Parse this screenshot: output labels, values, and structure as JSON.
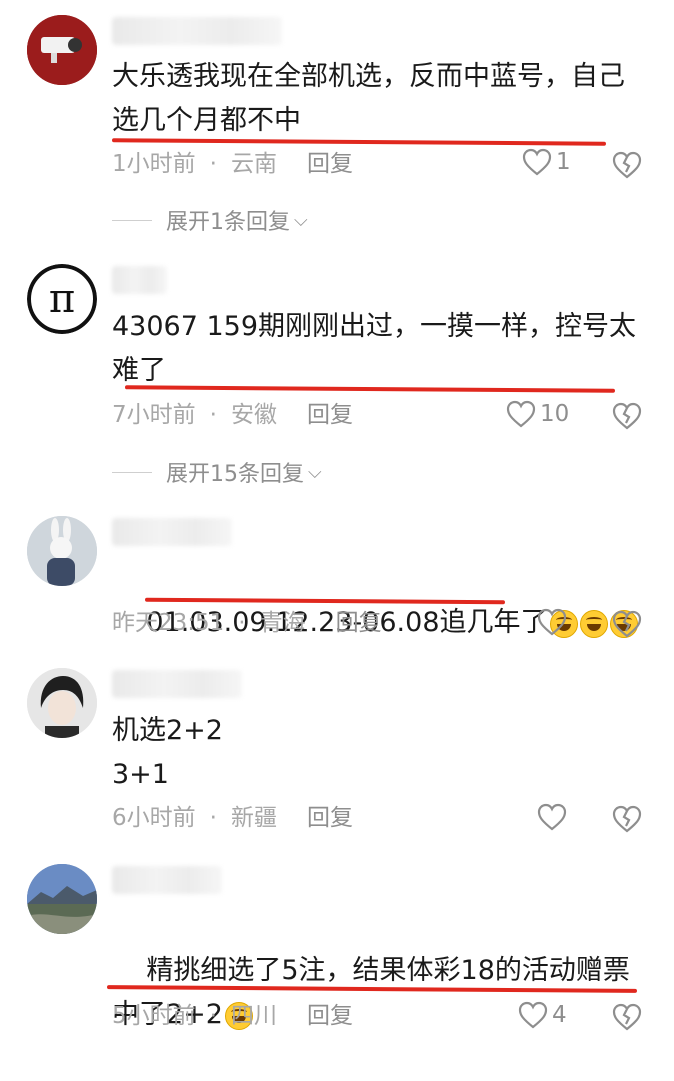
{
  "comments": [
    {
      "text": "大乐透我现在全部机选，反而中蓝号，自己选几个月都不中",
      "time": "1小时前",
      "location": "云南",
      "reply": "回复",
      "likes": "1",
      "expand": "展开1条回复",
      "avatar_icon": "camera-avatar-icon"
    },
    {
      "text": "43067 159期刚刚出过，一摸一样，控号太难了",
      "time": "7小时前",
      "location": "安徽",
      "reply": "回复",
      "likes": "10",
      "expand": "展开15条回复",
      "avatar_icon": "pi-avatar-icon"
    },
    {
      "text": "01.03.09.12.23-06.08追几年了",
      "time": "昨天23:51",
      "location": "青海",
      "reply": "回复",
      "likes": "",
      "avatar_icon": "rabbit-avatar-icon"
    },
    {
      "text": "机选2+2\n3+1",
      "time": "6小时前",
      "location": "新疆",
      "reply": "回复",
      "likes": "",
      "avatar_icon": "person-avatar-icon"
    },
    {
      "text": "精挑细选了5注，结果体彩18的活动赠票中了2+2",
      "time": "5小时前",
      "location": "四川",
      "reply": "回复",
      "likes": "4",
      "avatar_icon": "landscape-avatar-icon"
    }
  ],
  "colors": {
    "underline": "#e0281e",
    "meta": "#a7a7a7",
    "text": "#1a1a1a"
  }
}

» **Exercise prompt**: Every record above should be written out again exactly; the pictures stay out of the copy.

» **Written response**:
Parse this screenshot: output labels, values, and structure as JSON.
{
  "comments": [
    {
      "text": "大乐透我现在全部机选，反而中蓝号，自己选几个月都不中",
      "time": "1小时前",
      "location": "云南",
      "reply": "回复",
      "likes": "1",
      "expand": "展开1条回复",
      "avatar_icon": "camera-avatar-icon"
    },
    {
      "text": "43067 159期刚刚出过，一摸一样，控号太难了",
      "time": "7小时前",
      "location": "安徽",
      "reply": "回复",
      "likes": "10",
      "expand": "展开15条回复",
      "avatar_icon": "pi-avatar-icon"
    },
    {
      "text": "01.03.09.12.23-06.08追几年了",
      "time": "昨天23:51",
      "location": "青海",
      "reply": "回复",
      "likes": "",
      "avatar_icon": "rabbit-avatar-icon"
    },
    {
      "text": "机选2+2\n3+1",
      "time": "6小时前",
      "location": "新疆",
      "reply": "回复",
      "likes": "",
      "avatar_icon": "person-avatar-icon"
    },
    {
      "text": "精挑细选了5注，结果体彩18的活动赠票中了2+2",
      "time": "5小时前",
      "location": "四川",
      "reply": "回复",
      "likes": "4",
      "avatar_icon": "landscape-avatar-icon"
    }
  ],
  "colors": {
    "underline": "#e0281e",
    "meta": "#a7a7a7",
    "text": "#1a1a1a"
  }
}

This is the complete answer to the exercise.